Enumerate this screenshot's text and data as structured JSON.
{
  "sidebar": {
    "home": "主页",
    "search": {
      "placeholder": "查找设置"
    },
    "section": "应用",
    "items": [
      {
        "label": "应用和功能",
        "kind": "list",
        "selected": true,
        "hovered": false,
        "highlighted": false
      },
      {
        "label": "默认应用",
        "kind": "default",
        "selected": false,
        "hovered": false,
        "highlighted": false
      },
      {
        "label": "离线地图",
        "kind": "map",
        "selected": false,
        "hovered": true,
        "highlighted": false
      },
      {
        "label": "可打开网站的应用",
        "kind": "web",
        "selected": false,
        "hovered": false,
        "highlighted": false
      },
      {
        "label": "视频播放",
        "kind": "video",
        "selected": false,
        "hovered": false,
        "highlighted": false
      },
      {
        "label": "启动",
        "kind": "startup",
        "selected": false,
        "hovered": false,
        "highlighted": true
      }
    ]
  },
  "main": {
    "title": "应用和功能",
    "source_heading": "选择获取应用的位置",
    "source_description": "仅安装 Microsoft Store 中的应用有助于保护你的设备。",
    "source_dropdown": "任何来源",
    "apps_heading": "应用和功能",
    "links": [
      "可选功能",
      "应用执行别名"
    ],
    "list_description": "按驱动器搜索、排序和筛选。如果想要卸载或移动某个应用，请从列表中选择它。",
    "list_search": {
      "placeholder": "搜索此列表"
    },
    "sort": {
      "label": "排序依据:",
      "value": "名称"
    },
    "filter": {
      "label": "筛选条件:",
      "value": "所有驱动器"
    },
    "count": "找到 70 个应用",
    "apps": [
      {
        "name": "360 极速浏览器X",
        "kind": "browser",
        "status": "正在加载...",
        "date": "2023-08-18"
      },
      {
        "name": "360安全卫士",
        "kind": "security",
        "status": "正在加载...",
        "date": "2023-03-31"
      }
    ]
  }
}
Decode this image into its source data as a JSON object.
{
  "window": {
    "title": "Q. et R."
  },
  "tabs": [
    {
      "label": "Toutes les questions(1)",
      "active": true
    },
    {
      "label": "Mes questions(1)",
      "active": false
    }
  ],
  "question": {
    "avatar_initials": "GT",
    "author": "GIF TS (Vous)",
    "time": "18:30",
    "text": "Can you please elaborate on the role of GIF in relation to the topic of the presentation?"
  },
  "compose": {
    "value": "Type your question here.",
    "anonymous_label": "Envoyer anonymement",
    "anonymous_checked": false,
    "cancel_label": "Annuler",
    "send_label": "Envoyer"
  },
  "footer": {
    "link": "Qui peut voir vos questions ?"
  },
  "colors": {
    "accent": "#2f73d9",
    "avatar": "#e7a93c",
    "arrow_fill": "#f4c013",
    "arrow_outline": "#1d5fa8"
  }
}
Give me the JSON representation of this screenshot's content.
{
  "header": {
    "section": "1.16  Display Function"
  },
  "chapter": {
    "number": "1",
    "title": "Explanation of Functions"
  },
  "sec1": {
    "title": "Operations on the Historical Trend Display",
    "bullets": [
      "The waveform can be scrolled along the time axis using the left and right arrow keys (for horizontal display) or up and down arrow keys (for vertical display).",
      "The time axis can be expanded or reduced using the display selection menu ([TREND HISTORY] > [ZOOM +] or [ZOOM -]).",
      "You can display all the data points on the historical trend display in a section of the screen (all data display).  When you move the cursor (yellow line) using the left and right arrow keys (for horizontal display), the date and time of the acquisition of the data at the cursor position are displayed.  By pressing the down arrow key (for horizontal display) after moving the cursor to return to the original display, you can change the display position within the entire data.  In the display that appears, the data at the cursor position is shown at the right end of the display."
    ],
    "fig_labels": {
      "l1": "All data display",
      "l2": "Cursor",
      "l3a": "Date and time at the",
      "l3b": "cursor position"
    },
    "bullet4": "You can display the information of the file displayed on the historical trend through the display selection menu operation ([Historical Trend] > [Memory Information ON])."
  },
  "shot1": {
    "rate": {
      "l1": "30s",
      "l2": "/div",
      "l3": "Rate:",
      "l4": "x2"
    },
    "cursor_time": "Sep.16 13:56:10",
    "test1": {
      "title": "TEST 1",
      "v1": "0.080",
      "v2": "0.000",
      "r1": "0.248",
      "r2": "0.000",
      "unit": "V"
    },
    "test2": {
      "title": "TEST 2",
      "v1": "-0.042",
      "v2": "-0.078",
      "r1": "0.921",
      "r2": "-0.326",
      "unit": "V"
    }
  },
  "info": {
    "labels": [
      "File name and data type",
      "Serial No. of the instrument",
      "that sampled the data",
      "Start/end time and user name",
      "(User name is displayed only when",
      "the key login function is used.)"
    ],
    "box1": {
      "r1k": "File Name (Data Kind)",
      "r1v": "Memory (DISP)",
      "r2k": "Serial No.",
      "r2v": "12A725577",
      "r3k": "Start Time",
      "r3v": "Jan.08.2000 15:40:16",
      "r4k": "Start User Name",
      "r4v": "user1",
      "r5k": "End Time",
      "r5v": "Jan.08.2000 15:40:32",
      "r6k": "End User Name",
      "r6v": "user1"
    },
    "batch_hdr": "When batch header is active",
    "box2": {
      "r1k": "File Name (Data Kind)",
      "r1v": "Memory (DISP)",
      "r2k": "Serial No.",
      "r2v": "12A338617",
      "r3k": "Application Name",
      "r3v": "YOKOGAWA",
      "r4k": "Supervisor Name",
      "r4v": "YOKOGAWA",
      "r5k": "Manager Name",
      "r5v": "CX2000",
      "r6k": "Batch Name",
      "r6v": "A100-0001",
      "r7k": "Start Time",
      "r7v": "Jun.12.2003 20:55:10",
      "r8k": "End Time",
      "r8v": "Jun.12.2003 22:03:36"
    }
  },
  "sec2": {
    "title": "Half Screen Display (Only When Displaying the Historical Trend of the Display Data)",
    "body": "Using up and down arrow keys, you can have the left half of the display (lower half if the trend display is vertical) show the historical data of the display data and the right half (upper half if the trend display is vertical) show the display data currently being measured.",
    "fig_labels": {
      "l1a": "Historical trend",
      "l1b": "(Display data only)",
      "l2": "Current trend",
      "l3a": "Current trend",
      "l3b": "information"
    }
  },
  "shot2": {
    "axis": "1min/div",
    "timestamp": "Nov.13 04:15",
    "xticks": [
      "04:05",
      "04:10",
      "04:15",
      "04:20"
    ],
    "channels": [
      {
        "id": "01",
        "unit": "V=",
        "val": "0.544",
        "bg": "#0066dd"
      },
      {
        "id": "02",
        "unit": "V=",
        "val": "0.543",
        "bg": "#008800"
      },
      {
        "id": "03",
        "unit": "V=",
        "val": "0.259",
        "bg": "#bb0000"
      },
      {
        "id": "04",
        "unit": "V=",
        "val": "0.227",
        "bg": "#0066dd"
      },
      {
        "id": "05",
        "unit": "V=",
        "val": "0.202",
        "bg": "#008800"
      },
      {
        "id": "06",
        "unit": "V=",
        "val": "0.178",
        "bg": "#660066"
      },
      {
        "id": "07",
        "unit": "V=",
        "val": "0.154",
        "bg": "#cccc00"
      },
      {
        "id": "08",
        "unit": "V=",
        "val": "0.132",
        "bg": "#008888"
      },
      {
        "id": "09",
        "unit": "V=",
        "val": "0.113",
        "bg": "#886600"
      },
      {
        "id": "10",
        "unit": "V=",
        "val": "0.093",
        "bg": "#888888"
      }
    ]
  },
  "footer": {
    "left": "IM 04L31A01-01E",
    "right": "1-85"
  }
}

---*---

Job: Write down all the entries again without a single difference.

Full answer:
Enumerate this screenshot's text and data as structured JSON.
{
  "sidebar": {
    "home": "主页",
    "search": {
      "placeholder": "查找设置"
    },
    "section": "应用",
    "items": [
      {
        "label": "应用和功能",
        "kind": "list",
        "selected": true,
        "hovered": false,
        "highlighted": false
      },
      {
        "label": "默认应用",
        "kind": "default",
        "selected": false,
        "hovered": false,
        "highlighted": false
      },
      {
        "label": "离线地图",
        "kind": "map",
        "selected": false,
        "hovered": true,
        "highlighted": false
      },
      {
        "label": "可打开网站的应用",
        "kind": "web",
        "selected": false,
        "hovered": false,
        "highlighted": false
      },
      {
        "label": "视频播放",
        "kind": "video",
        "selected": false,
        "hovered": false,
        "highlighted": false
      },
      {
        "label": "启动",
        "kind": "startup",
        "selected": false,
        "hovered": false,
        "highlighted": true
      }
    ]
  },
  "main": {
    "title": "应用和功能",
    "source_heading": "选择获取应用的位置",
    "source_description": "仅安装 Microsoft Store 中的应用有助于保护你的设备。",
    "source_dropdown": "任何来源",
    "apps_heading": "应用和功能",
    "links": [
      "可选功能",
      "应用执行别名"
    ],
    "list_description": "按驱动器搜索、排序和筛选。如果想要卸载或移动某个应用，请从列表中选择它。",
    "list_search": {
      "placeholder": "搜索此列表"
    },
    "sort": {
      "label": "排序依据:",
      "value": "名称"
    },
    "filter": {
      "label": "筛选条件:",
      "value": "所有驱动器"
    },
    "count": "找到 70 个应用",
    "apps": [
      {
        "name": "360 极速浏览器X",
        "kind": "browser",
        "status": "正在加载...",
        "date": "2023-08-18"
      },
      {
        "name": "360安全卫士",
        "kind": "security",
        "status": "正在加载...",
        "date": "2023-03-31"
      }
    ]
  }
}
Decode this image into its source data as a JSON object.
{
  "window": {
    "title": "Q. et R."
  },
  "tabs": [
    {
      "label": "Toutes les questions(1)",
      "active": true
    },
    {
      "label": "Mes questions(1)",
      "active": false
    }
  ],
  "question": {
    "avatar_initials": "GT",
    "author": "GIF TS (Vous)",
    "time": "18:30",
    "text": "Can you please elaborate on the role of GIF in relation to the topic of the presentation?"
  },
  "compose": {
    "value": "Type your question here.",
    "anonymous_label": "Envoyer anonymement",
    "anonymous_checked": false,
    "cancel_label": "Annuler",
    "send_label": "Envoyer"
  },
  "footer": {
    "link": "Qui peut voir vos questions ?"
  },
  "colors": {
    "accent": "#2f73d9",
    "avatar": "#e7a93c",
    "arrow_fill": "#f4c013",
    "arrow_outline": "#1d5fa8"
  }
}
Give me the JSON representation of this screenshot's content.
{
  "header": {
    "section": "1.16  Display Function"
  },
  "chapter": {
    "number": "1",
    "title": "Explanation of Functions"
  },
  "sec1": {
    "title": "Operations on the Historical Trend Display",
    "bullets": [
      "The waveform can be scrolled along the time axis using the left and right arrow keys (for horizontal display) or up and down arrow keys (for vertical display).",
      "The time axis can be expanded or reduced using the display selection menu ([TREND HISTORY] > [ZOOM +] or [ZOOM -]).",
      "You can display all the data points on the historical trend display in a section of the screen (all data display).  When you move the cursor (yellow line) using the left and right arrow keys (for horizontal display), the date and time of the acquisition of the data at the cursor position are displayed.  By pressing the down arrow key (for horizontal display) after moving the cursor to return to the original display, you can change the display position within the entire data.  In the display that appears, the data at the cursor position is shown at the right end of the display."
    ],
    "fig_labels": {
      "l1": "All data display",
      "l2": "Cursor",
      "l3a": "Date and time at the",
      "l3b": "cursor position"
    },
    "bullet4": "You can display the information of the file displayed on the historical trend through the display selection menu operation ([Historical Trend] > [Memory Information ON])."
  },
  "shot1": {
    "rate": {
      "l1": "30s",
      "l2": "/div",
      "l3": "Rate:",
      "l4": "x2"
    },
    "cursor_time": "Sep.16 13:56:10",
    "test1": {
      "title": "TEST 1",
      "v1": "0.080",
      "v2": "0.000",
      "r1": "0.248",
      "r2": "0.000",
      "unit": "V"
    },
    "test2": {
      "title": "TEST 2",
      "v1": "-0.042",
      "v2": "-0.078",
      "r1": "0.921",
      "r2": "-0.326",
      "unit": "V"
    }
  },
  "info": {
    "labels": [
      "File name and data type",
      "Serial No. of the instrument",
      "that sampled the data",
      "Start/end time and user name",
      "(User name is displayed only when",
      "the key login function is used.)"
    ],
    "box1": {
      "r1k": "File Name (Data Kind)",
      "r1v": "Memory (DISP)",
      "r2k": "Serial No.",
      "r2v": "12A725577",
      "r3k": "Start Time",
      "r3v": "Jan.08.2000 15:40:16",
      "r4k": "Start User Name",
      "r4v": "user1",
      "r5k": "End Time",
      "r5v": "Jan.08.2000 15:40:32",
      "r6k": "End User Name",
      "r6v": "user1"
    },
    "batch_hdr": "When batch header is active",
    "box2": {
      "r1k": "File Name (Data Kind)",
      "r1v": "Memory (DISP)",
      "r2k": "Serial No.",
      "r2v": "12A338617",
      "r3k": "Application Name",
      "r3v": "YOKOGAWA",
      "r4k": "Supervisor Name",
      "r4v": "YOKOGAWA",
      "r5k": "Manager Name",
      "r5v": "CX2000",
      "r6k": "Batch Name",
      "r6v": "A100-0001",
      "r7k": "Start Time",
      "r7v": "Jun.12.2003 20:55:10",
      "r8k": "End Time",
      "r8v": "Jun.12.2003 22:03:36"
    }
  },
  "sec2": {
    "title": "Half Screen Display (Only When Displaying the Historical Trend of the Display Data)",
    "body": "Using up and down arrow keys, you can have the left half of the display (lower half if the trend display is vertical) show the historical data of the display data and the right half (upper half if the trend display is vertical) show the display data currently being measured.",
    "fig_labels": {
      "l1a": "Historical trend",
      "l1b": "(Display data only)",
      "l2": "Current trend",
      "l3a": "Current trend",
      "l3b": "information"
    }
  },
  "shot2": {
    "axis": "1min/div",
    "timestamp": "Nov.13 04:15",
    "xticks": [
      "04:05",
      "04:10",
      "04:15",
      "04:20"
    ],
    "channels": [
      {
        "id": "01",
        "unit": "V=",
        "val": "0.544",
        "bg": "#0066dd"
      },
      {
        "id": "02",
        "unit": "V=",
        "val": "0.543",
        "bg": "#008800"
      },
      {
        "id": "03",
        "unit": "V=",
        "val": "0.259",
        "bg": "#bb0000"
      },
      {
        "id": "04",
        "unit": "V=",
        "val": "0.227",
        "bg": "#0066dd"
      },
      {
        "id": "05",
        "unit": "V=",
        "val": "0.202",
        "bg": "#008800"
      },
      {
        "id": "06",
        "unit": "V=",
        "val": "0.178",
        "bg": "#660066"
      },
      {
        "id": "07",
        "unit": "V=",
        "val": "0.154",
        "bg": "#cccc00"
      },
      {
        "id": "08",
        "unit": "V=",
        "val": "0.132",
        "bg": "#008888"
      },
      {
        "id": "09",
        "unit": "V=",
        "val": "0.113",
        "bg": "#886600"
      },
      {
        "id": "10",
        "unit": "V=",
        "val": "0.093",
        "bg": "#888888"
      }
    ]
  },
  "footer": {
    "left": "IM 04L31A01-01E",
    "right": "1-85"
  }
}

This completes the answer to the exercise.